*CHALLENGE*
Quote the entries in full, character for character, without their images.

..............................

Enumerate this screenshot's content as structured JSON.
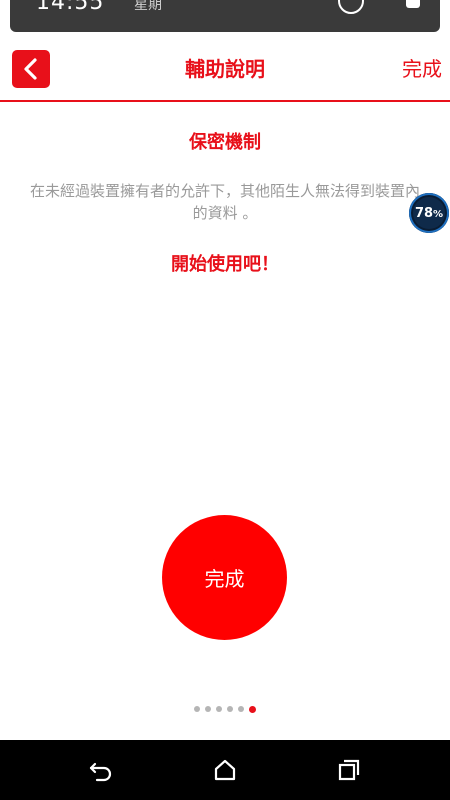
{
  "status_bar": {
    "time": "14:55",
    "date": "星期"
  },
  "header": {
    "title": "輔助說明",
    "done_label": "完成"
  },
  "content": {
    "section_title": "保密機制",
    "description": "在未經過裝置擁有者的允許下，其他陌生人無法得到裝置內的資料 。",
    "cta": "開始使用吧！"
  },
  "battery_widget": {
    "percent": "78",
    "unit": "%"
  },
  "done_button_label": "完成",
  "pager": {
    "total": 6,
    "active_index": 5
  },
  "colors": {
    "accent": "#e8101a",
    "button_red": "#ff0000",
    "nav_bar": "#000000"
  },
  "icons": [
    "back-arrow-icon",
    "nav-back-icon",
    "nav-home-icon",
    "nav-recents-icon"
  ]
}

..............................

*FINAL RESULT*
Enumerate this screenshot's content as structured JSON.
{
  "status_bar": {
    "time": "14:55",
    "date": "星期"
  },
  "header": {
    "title": "輔助說明",
    "done_label": "完成"
  },
  "content": {
    "section_title": "保密機制",
    "description": "在未經過裝置擁有者的允許下，其他陌生人無法得到裝置內的資料 。",
    "cta": "開始使用吧！"
  },
  "battery_widget": {
    "percent": "78",
    "unit": "%"
  },
  "done_button_label": "完成",
  "pager": {
    "total": 6,
    "active_index": 5
  },
  "colors": {
    "accent": "#e8101a",
    "button_red": "#ff0000",
    "nav_bar": "#000000"
  },
  "icons": [
    "back-arrow-icon",
    "nav-back-icon",
    "nav-home-icon",
    "nav-recents-icon"
  ]
}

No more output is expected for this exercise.